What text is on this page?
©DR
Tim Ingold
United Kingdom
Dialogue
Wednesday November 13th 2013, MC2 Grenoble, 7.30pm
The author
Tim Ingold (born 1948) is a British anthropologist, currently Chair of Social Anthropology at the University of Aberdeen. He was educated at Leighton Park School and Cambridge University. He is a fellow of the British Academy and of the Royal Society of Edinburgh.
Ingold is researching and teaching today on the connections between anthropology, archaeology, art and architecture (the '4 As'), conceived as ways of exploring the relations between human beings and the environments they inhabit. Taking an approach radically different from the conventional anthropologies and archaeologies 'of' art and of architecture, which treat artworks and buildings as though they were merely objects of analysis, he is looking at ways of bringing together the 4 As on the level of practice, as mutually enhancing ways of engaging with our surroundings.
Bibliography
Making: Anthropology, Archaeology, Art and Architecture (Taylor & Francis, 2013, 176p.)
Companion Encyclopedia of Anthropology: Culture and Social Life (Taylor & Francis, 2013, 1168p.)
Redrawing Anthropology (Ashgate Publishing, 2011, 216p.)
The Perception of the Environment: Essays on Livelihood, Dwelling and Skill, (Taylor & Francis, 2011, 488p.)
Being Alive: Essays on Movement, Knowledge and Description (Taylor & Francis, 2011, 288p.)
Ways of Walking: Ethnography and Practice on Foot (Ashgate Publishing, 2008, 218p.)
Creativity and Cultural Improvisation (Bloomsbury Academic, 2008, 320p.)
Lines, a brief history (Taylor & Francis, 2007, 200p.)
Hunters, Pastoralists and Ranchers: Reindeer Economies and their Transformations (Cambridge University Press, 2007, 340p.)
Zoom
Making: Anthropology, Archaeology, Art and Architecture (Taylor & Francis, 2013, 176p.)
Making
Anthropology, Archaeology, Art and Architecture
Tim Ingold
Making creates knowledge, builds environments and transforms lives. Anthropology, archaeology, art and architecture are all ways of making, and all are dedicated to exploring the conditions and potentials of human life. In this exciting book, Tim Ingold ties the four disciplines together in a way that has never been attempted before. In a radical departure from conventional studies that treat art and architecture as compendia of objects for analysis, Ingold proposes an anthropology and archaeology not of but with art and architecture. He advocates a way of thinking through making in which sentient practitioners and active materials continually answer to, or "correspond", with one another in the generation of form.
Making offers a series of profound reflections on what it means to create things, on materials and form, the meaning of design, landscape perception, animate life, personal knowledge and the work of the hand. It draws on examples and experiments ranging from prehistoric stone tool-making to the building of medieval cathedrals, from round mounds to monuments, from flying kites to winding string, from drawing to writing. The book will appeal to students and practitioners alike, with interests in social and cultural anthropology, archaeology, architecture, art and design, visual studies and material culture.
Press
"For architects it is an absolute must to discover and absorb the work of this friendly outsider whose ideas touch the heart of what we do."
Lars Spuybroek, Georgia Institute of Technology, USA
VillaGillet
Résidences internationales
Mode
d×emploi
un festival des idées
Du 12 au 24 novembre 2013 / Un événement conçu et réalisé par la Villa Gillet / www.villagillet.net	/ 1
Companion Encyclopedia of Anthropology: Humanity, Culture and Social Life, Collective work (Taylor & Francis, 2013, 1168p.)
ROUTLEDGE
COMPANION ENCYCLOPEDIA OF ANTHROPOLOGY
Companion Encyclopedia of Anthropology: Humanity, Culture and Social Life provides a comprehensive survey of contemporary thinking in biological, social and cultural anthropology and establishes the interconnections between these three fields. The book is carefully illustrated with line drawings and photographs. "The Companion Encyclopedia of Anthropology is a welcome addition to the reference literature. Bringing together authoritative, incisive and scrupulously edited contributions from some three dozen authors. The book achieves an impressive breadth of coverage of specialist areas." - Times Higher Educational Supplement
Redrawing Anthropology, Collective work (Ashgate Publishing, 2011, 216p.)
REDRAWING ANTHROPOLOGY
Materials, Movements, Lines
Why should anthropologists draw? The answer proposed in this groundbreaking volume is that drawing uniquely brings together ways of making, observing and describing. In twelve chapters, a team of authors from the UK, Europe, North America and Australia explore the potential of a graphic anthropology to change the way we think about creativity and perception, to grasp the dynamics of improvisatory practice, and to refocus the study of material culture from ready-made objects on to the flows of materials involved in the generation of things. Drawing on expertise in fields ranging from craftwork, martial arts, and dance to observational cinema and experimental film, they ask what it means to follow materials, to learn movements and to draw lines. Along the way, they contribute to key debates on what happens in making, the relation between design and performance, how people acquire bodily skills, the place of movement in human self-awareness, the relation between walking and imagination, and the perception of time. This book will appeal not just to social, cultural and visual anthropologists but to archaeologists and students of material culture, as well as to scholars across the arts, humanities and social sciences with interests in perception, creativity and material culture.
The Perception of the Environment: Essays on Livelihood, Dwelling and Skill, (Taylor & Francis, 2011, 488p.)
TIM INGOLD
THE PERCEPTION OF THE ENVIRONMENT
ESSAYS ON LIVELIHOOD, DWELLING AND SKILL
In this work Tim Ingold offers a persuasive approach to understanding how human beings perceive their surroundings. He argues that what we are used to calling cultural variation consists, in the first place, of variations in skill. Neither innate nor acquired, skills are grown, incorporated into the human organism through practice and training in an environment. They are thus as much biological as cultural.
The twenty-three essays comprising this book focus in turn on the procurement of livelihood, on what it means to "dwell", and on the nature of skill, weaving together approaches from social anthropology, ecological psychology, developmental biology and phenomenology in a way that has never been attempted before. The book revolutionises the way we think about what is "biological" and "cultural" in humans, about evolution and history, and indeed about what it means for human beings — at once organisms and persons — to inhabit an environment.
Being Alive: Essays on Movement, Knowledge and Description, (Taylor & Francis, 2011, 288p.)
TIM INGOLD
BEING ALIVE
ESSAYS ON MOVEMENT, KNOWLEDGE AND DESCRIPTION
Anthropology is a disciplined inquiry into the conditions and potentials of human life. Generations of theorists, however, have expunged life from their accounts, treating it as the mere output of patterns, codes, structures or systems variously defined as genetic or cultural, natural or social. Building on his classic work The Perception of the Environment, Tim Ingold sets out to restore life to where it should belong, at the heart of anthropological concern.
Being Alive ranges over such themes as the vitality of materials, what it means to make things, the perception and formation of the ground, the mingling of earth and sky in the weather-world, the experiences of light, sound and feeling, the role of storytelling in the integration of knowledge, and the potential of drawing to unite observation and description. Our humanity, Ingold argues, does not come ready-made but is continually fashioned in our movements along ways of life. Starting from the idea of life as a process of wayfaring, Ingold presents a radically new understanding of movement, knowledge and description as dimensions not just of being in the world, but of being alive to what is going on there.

######

→ Short exercise
Print the records above exactly as they appear.

→ Task response
What text is on this page?
©DR
Tim Ingold
United Kingdom
Dialogue
Wednesday November 13th 2013, MC2 Grenoble, 7.30pm
The author
Tim Ingold (born 1948) is a British anthropologist, currently Chair of Social Anthropology at the University of Aberdeen. He was educated at Leighton Park School and Cambridge University. He is a fellow of the British Academy and of the Royal Society of Edinburgh.
Ingold is researching and teaching today on the connections between anthropology, archaeology, art and architecture (the '4 As'), conceived as ways of exploring the relations between human beings and the environments they inhabit. Taking an approach radically different from the conventional anthropologies and archaeologies 'of' art and of architecture, which treat artworks and buildings as though they were merely objects of analysis, he is looking at ways of bringing together the 4 As on the level of practice, as mutually enhancing ways of engaging with our surroundings.
Bibliography
Making: Anthropology, Archaeology, Art and Architecture (Taylor & Francis, 2013, 176p.)
Companion Encyclopedia of Anthropology: Culture and Social Life (Taylor & Francis, 2013, 1168p.)
Redrawing Anthropology (Ashgate Publishing, 2011, 216p.)
The Perception of the Environment: Essays on Livelihood, Dwelling and Skill, (Taylor & Francis, 2011, 488p.)
Being Alive: Essays on Movement, Knowledge and Description (Taylor & Francis, 2011, 288p.)
Ways of Walking: Ethnography and Practice on Foot (Ashgate Publishing, 2008, 218p.)
Creativity and Cultural Improvisation (Bloomsbury Academic, 2008, 320p.)
Lines, a brief history (Taylor & Francis, 2007, 200p.)
Hunters, Pastoralists and Ranchers: Reindeer Economies and their Transformations (Cambridge University Press, 2007, 340p.)
Zoom
Making: Anthropology, Archaeology, Art and Architecture (Taylor & Francis, 2013, 176p.)
Making
Anthropology, Archaeology, Art and Architecture
Tim Ingold
Making creates knowledge, builds environments and transforms lives. Anthropology, archaeology, art and architecture are all ways of making, and all are dedicated to exploring the conditions and potentials of human life. In this exciting book, Tim Ingold ties the four disciplines together in a way that has never been attempted before. In a radical departure from conventional studies that treat art and architecture as compendia of objects for analysis, Ingold proposes an anthropology and archaeology not of but with art and architecture. He advocates a way of thinking through making in which sentient practitioners and active materials continually answer to, or "correspond", with one another in the generation of form.
Making offers a series of profound reflections on what it means to create things, on materials and form, the meaning of design, landscape perception, animate life, personal knowledge and the work of the hand. It draws on examples and experiments ranging from prehistoric stone tool-making to the building of medieval cathedrals, from round mounds to monuments, from flying kites to winding string, from drawing to writing. The book will appeal to students and practitioners alike, with interests in social and cultural anthropology, archaeology, architecture, art and design, visual studies and material culture.
Press
"For architects it is an absolute must to discover and absorb the work of this friendly outsider whose ideas touch the heart of what we do."
Lars Spuybroek, Georgia Institute of Technology, USA
VillaGillet
Résidences internationales
Mode
d×emploi
un festival des idées
Du 12 au 24 novembre 2013 / Un événement conçu et réalisé par la Villa Gillet / www.villagillet.net	/ 1
Companion Encyclopedia of Anthropology: Humanity, Culture and Social Life, Collective work (Taylor & Francis, 2013, 1168p.)
ROUTLEDGE
COMPANION ENCYCLOPEDIA OF ANTHROPOLOGY
Companion Encyclopedia of Anthropology: Humanity, Culture and Social Life provides a comprehensive survey of contemporary thinking in biological, social and cultural anthropology and establishes the interconnections between these three fields. The book is carefully illustrated with line drawings and photographs. "The Companion Encyclopedia of Anthropology is a welcome addition to the reference literature. Bringing together authoritative, incisive and scrupulously edited contributions from some three dozen authors. The book achieves an impressive breadth of coverage of specialist areas." - Times Higher Educational Supplement
Redrawing Anthropology, Collective work (Ashgate Publishing, 2011, 216p.)
REDRAWING ANTHROPOLOGY
Materials, Movements, Lines
Why should anthropologists draw? The answer proposed in this groundbreaking volume is that drawing uniquely brings together ways of making, observing and describing. In twelve chapters, a team of authors from the UK, Europe, North America and Australia explore the potential of a graphic anthropology to change the way we think about creativity and perception, to grasp the dynamics of improvisatory practice, and to refocus the study of material culture from ready-made objects on to the flows of materials involved in the generation of things. Drawing on expertise in fields ranging from craftwork, martial arts, and dance to observational cinema and experimental film, they ask what it means to follow materials, to learn movements and to draw lines. Along the way, they contribute to key debates on what happens in making, the relation between design and performance, how people acquire bodily skills, the place of movement in human self-awareness, the relation between walking and imagination, and the perception of time. This book will appeal not just to social, cultural and visual anthropologists but to archaeologists and students of material culture, as well as to scholars across the arts, humanities and social sciences with interests in perception, creativity and material culture.
The Perception of the Environment: Essays on Livelihood, Dwelling and Skill, (Taylor & Francis, 2011, 488p.)
TIM INGOLD
THE PERCEPTION OF THE ENVIRONMENT
ESSAYS ON LIVELIHOOD, DWELLING AND SKILL
In this work Tim Ingold offers a persuasive approach to understanding how human beings perceive their surroundings. He argues that what we are used to calling cultural variation consists, in the first place, of variations in skill. Neither innate nor acquired, skills are grown, incorporated into the human organism through practice and training in an environment. They are thus as much biological as cultural.
The twenty-three essays comprising this book focus in turn on the procurement of livelihood, on what it means to "dwell", and on the nature of skill, weaving together approaches from social anthropology, ecological psychology, developmental biology and phenomenology in a way that has never been attempted before. The book revolutionises the way we think about what is "biological" and "cultural" in humans, about evolution and history, and indeed about what it means for human beings — at once organisms and persons — to inhabit an environment.
Being Alive: Essays on Movement, Knowledge and Description, (Taylor & Francis, 2011, 288p.)
TIM INGOLD
BEING ALIVE
ESSAYS ON MOVEMENT, KNOWLEDGE AND DESCRIPTION
Anthropology is a disciplined inquiry into the conditions and potentials of human life. Generations of theorists, however, have expunged life from their accounts, treating it as the mere output of patterns, codes, structures or systems variously defined as genetic or cultural, natural or social. Building on his classic work The Perception of the Environment, Tim Ingold sets out to restore life to where it should belong, at the heart of anthropological concern.
Being Alive ranges over such themes as the vitality of materials, what it means to make things, the perception and formation of the ground, the mingling of earth and sky in the weather-world, the experiences of light, sound and feeling, the role of storytelling in the integration of knowledge, and the potential of drawing to unite observation and description. Our humanity, Ingold argues, does not come ready-made but is continually fashioned in our movements along ways of life. Starting from the idea of life as a process of wayfaring, Ingold presents a radically new understanding of movement, knowledge and description as dimensions not just of being in the world, but of being alive to what is going on there.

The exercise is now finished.